*Problem statement*.
Write out every entry, unchanged. Skip any picture.

*Stored records*.
....
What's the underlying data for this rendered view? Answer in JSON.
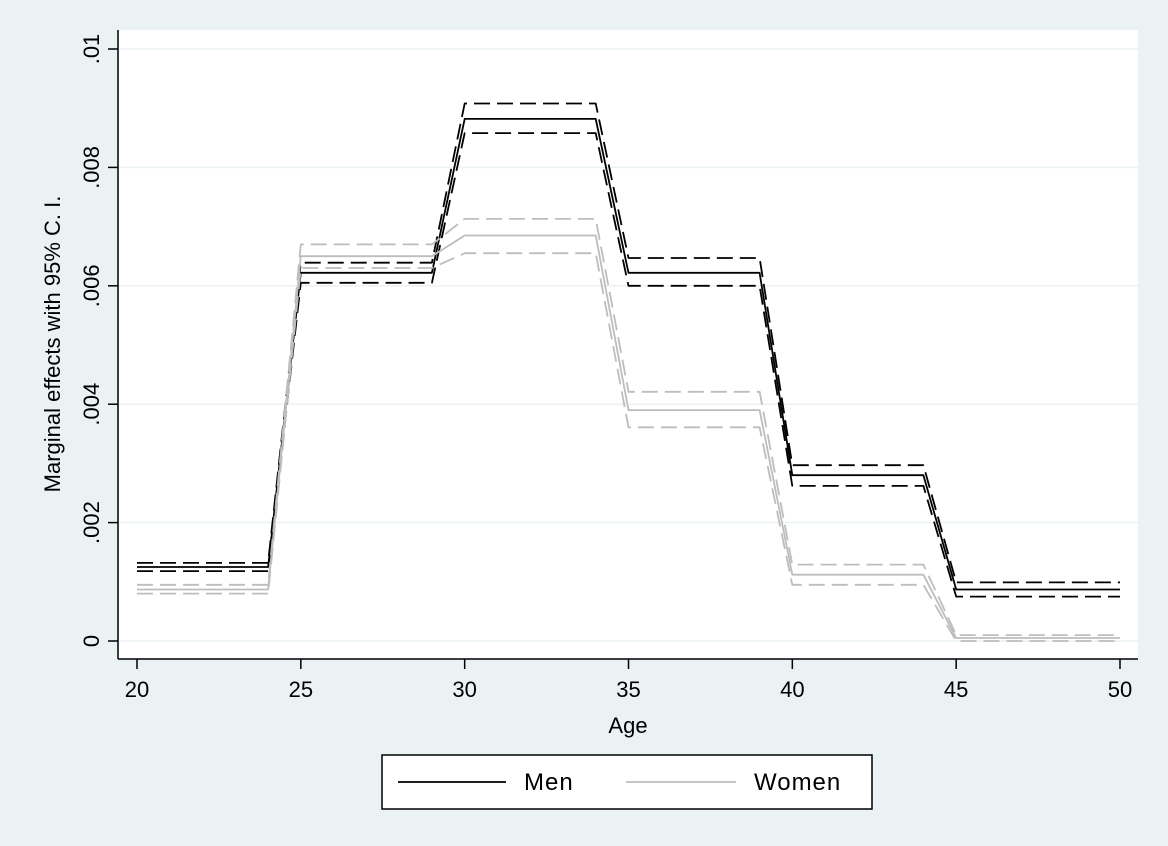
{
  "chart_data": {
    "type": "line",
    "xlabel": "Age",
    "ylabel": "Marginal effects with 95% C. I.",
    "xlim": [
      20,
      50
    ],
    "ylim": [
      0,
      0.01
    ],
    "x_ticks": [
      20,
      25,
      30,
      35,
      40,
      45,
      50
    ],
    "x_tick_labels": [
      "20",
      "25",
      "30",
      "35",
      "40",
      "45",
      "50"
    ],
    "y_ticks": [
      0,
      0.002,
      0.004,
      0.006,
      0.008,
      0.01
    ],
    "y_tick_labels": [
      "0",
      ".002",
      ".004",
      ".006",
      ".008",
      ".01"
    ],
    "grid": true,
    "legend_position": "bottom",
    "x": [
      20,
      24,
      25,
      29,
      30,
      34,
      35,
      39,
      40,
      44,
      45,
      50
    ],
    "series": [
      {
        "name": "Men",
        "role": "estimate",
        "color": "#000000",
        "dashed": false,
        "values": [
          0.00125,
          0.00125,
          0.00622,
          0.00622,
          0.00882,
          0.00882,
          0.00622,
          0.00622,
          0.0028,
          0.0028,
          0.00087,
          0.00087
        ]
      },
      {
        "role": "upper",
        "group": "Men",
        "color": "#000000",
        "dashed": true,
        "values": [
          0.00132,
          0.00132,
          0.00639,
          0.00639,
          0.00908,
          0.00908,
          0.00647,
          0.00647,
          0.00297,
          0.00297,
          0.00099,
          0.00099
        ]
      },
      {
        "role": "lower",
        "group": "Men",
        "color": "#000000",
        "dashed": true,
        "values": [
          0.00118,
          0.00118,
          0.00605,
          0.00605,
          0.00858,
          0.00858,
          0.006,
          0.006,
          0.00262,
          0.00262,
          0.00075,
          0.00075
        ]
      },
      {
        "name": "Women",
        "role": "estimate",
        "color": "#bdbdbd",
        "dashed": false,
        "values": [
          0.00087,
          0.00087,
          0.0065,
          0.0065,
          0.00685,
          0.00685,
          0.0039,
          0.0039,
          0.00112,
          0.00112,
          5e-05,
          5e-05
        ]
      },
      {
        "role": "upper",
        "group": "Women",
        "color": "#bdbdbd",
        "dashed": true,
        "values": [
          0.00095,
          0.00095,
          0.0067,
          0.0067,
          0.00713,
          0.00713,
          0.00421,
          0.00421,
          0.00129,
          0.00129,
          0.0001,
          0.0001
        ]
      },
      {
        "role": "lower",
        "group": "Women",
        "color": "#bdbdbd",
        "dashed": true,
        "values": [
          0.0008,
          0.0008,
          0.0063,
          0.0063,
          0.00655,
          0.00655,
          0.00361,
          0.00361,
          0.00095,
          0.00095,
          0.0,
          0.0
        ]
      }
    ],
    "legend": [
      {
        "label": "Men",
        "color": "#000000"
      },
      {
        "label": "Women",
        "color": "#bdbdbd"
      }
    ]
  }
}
....
*Exercise response*.
What's the underlying data for this rendered view? Answer in JSON.
{
  "chart_data": {
    "type": "line",
    "xlabel": "Age",
    "ylabel": "Marginal effects with 95% C. I.",
    "xlim": [
      20,
      50
    ],
    "ylim": [
      0,
      0.01
    ],
    "x_ticks": [
      20,
      25,
      30,
      35,
      40,
      45,
      50
    ],
    "x_tick_labels": [
      "20",
      "25",
      "30",
      "35",
      "40",
      "45",
      "50"
    ],
    "y_ticks": [
      0,
      0.002,
      0.004,
      0.006,
      0.008,
      0.01
    ],
    "y_tick_labels": [
      "0",
      ".002",
      ".004",
      ".006",
      ".008",
      ".01"
    ],
    "grid": true,
    "legend_position": "bottom",
    "x": [
      20,
      24,
      25,
      29,
      30,
      34,
      35,
      39,
      40,
      44,
      45,
      50
    ],
    "series": [
      {
        "name": "Men",
        "role": "estimate",
        "color": "#000000",
        "dashed": false,
        "values": [
          0.00125,
          0.00125,
          0.00622,
          0.00622,
          0.00882,
          0.00882,
          0.00622,
          0.00622,
          0.0028,
          0.0028,
          0.00087,
          0.00087
        ]
      },
      {
        "role": "upper",
        "group": "Men",
        "color": "#000000",
        "dashed": true,
        "values": [
          0.00132,
          0.00132,
          0.00639,
          0.00639,
          0.00908,
          0.00908,
          0.00647,
          0.00647,
          0.00297,
          0.00297,
          0.00099,
          0.00099
        ]
      },
      {
        "role": "lower",
        "group": "Men",
        "color": "#000000",
        "dashed": true,
        "values": [
          0.00118,
          0.00118,
          0.00605,
          0.00605,
          0.00858,
          0.00858,
          0.006,
          0.006,
          0.00262,
          0.00262,
          0.00075,
          0.00075
        ]
      },
      {
        "name": "Women",
        "role": "estimate",
        "color": "#bdbdbd",
        "dashed": false,
        "values": [
          0.00087,
          0.00087,
          0.0065,
          0.0065,
          0.00685,
          0.00685,
          0.0039,
          0.0039,
          0.00112,
          0.00112,
          5e-05,
          5e-05
        ]
      },
      {
        "role": "upper",
        "group": "Women",
        "color": "#bdbdbd",
        "dashed": true,
        "values": [
          0.00095,
          0.00095,
          0.0067,
          0.0067,
          0.00713,
          0.00713,
          0.00421,
          0.00421,
          0.00129,
          0.00129,
          0.0001,
          0.0001
        ]
      },
      {
        "role": "lower",
        "group": "Women",
        "color": "#bdbdbd",
        "dashed": true,
        "values": [
          0.0008,
          0.0008,
          0.0063,
          0.0063,
          0.00655,
          0.00655,
          0.00361,
          0.00361,
          0.00095,
          0.00095,
          0.0,
          0.0
        ]
      }
    ],
    "legend": [
      {
        "label": "Men",
        "color": "#000000"
      },
      {
        "label": "Women",
        "color": "#bdbdbd"
      }
    ]
  }
}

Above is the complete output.